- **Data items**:
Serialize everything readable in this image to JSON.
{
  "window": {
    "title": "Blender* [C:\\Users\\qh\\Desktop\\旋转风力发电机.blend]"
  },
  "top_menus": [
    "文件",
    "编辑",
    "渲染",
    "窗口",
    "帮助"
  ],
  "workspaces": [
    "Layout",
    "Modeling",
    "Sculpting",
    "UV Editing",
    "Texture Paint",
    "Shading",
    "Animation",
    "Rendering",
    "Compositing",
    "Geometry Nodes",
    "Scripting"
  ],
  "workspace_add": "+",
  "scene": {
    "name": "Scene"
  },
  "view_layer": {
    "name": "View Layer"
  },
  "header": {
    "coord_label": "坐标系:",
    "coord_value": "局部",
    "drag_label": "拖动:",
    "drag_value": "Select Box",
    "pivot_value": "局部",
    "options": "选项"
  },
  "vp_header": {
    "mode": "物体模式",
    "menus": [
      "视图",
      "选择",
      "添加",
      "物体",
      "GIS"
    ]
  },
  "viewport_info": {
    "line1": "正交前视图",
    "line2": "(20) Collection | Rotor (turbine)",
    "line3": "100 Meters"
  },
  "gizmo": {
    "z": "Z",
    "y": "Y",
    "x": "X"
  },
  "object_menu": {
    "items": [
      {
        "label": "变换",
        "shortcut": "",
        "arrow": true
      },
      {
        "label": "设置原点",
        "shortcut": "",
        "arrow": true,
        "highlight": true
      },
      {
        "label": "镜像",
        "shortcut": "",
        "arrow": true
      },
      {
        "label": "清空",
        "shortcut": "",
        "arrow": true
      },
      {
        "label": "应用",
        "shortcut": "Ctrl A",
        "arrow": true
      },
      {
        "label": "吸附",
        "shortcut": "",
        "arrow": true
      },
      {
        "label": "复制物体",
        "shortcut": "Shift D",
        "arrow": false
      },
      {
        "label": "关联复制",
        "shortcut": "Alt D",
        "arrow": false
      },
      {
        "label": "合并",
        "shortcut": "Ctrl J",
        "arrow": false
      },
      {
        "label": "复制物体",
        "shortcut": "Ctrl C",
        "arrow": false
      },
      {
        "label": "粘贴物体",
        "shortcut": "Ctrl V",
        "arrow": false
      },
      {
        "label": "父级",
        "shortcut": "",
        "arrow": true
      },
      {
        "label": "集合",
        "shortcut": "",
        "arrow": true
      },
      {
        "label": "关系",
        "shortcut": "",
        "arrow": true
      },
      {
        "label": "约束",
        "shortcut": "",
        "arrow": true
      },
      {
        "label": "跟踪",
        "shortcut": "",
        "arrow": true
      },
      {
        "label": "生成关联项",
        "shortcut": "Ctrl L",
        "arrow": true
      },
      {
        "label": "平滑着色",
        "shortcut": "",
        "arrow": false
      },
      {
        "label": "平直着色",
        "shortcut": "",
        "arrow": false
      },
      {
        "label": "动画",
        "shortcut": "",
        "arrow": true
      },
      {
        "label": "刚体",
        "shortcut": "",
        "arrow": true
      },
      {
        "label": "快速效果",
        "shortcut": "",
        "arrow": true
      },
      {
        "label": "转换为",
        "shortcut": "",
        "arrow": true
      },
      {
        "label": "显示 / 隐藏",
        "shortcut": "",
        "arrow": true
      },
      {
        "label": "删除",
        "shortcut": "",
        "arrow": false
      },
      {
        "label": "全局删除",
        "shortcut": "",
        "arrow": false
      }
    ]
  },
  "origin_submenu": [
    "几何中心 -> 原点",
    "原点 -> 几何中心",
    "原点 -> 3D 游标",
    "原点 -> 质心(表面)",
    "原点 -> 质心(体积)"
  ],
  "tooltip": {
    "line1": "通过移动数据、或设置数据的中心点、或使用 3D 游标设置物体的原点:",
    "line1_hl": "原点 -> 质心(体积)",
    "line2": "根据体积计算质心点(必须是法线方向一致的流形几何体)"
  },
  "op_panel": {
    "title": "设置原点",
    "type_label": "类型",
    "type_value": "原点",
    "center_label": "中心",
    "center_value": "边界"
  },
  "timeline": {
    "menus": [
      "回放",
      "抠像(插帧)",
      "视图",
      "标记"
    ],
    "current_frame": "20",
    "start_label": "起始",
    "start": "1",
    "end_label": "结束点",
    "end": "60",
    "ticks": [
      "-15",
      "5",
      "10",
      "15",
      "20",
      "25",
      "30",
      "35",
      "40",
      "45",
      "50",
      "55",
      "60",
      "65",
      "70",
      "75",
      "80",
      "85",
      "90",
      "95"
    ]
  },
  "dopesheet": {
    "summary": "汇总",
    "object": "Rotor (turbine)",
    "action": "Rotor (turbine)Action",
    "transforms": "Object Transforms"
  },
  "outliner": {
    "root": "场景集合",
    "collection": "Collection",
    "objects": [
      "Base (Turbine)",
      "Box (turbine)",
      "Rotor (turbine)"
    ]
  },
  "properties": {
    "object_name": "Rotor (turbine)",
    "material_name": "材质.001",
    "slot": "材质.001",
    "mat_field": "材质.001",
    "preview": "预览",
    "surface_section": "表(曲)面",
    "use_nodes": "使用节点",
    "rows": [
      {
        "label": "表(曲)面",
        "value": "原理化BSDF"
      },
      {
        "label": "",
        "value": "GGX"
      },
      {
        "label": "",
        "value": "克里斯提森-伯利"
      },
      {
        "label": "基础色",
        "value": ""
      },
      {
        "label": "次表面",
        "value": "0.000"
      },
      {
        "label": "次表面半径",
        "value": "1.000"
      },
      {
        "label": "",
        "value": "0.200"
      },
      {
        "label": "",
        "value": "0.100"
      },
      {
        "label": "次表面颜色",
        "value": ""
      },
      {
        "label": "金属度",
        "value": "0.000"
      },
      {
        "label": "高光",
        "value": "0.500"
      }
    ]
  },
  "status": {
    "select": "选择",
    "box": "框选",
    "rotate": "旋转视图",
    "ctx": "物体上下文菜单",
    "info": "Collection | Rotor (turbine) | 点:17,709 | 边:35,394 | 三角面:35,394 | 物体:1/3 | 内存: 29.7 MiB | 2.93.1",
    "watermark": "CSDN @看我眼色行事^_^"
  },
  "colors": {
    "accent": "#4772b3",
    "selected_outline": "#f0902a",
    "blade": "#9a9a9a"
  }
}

- **Task details**:
Which lines of the data include "Collection"? Copy each of them.

- **Final answer**:
    "line2": "(20) Collection | Rotor (turbine)",
    "collection": "Collection",
    "info": "Collection | Rotor (turbine) | 点:17,709 | 边:35,394 | 三角面:35,394 | 物体:1/3 | 内存: 29.7 MiB | 2.93.1",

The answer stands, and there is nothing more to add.